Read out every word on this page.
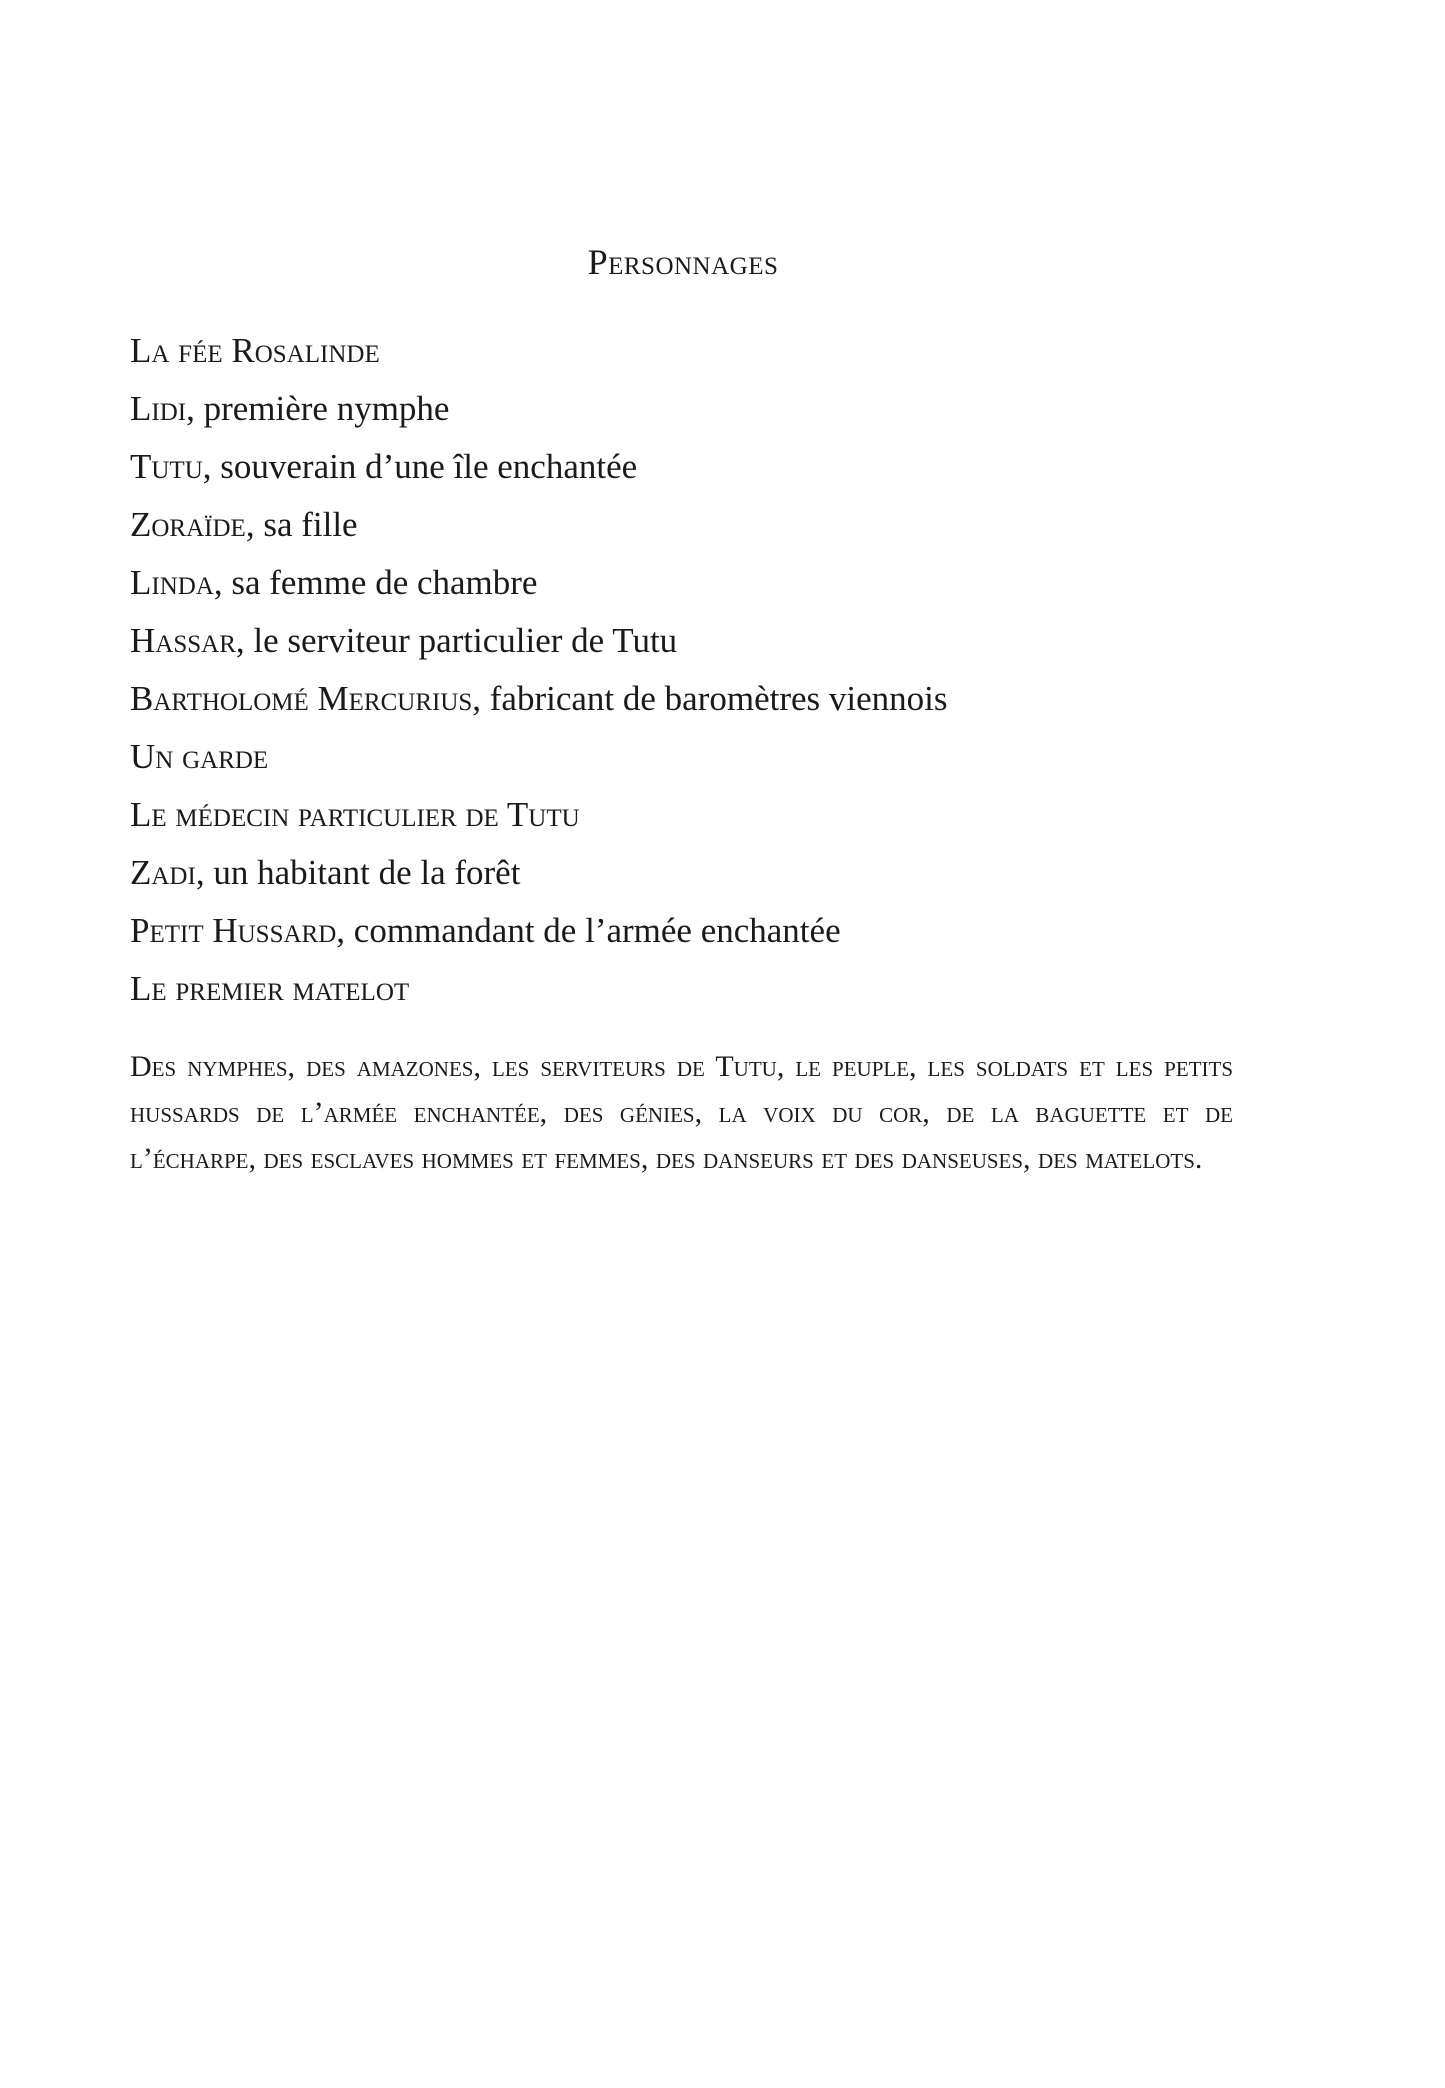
Personnages
La fée Rosalinde
Lidi, première nymphe
Tutu, souverain d’une île enchantée
Zoraïde, sa fille
Linda, sa femme de chambre
Hassar, le serviteur particulier de Tutu
Bartholomé Mercurius, fabricant de baromètres viennois
Un garde
Le médecin particulier de Tutu
Zadi, un habitant de la forêt
Petit Hussard, commandant de l’armée enchantée
Le premier matelot

Des nymphes, des amazones, les serviteurs de Tutu, le peuple, les soldats et les petits hussards de l’armée enchantée, des génies, la voix du cor, de la baguette et de l’écharpe, des esclaves hommes et femmes, des danseurs et des danseuses, des matelots.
★ ★ ★ ★
:: Exercise prompt ::
Identify each line in the records above that contains the word "enchantée", and copy it out in full.

:: Reply to the task ::
Tutu, souverain d’une île enchantée
Petit Hussard, commandant de l’armée enchantée
Des nymphes, des amazones, les serviteurs de Tutu, le peuple, les soldats et les petits hussards de l’armée enchantée, des génies, la voix du cor, de la baguette et de l’écharpe, des esclaves hommes et femmes, des danseurs et des danseuses, des matelots.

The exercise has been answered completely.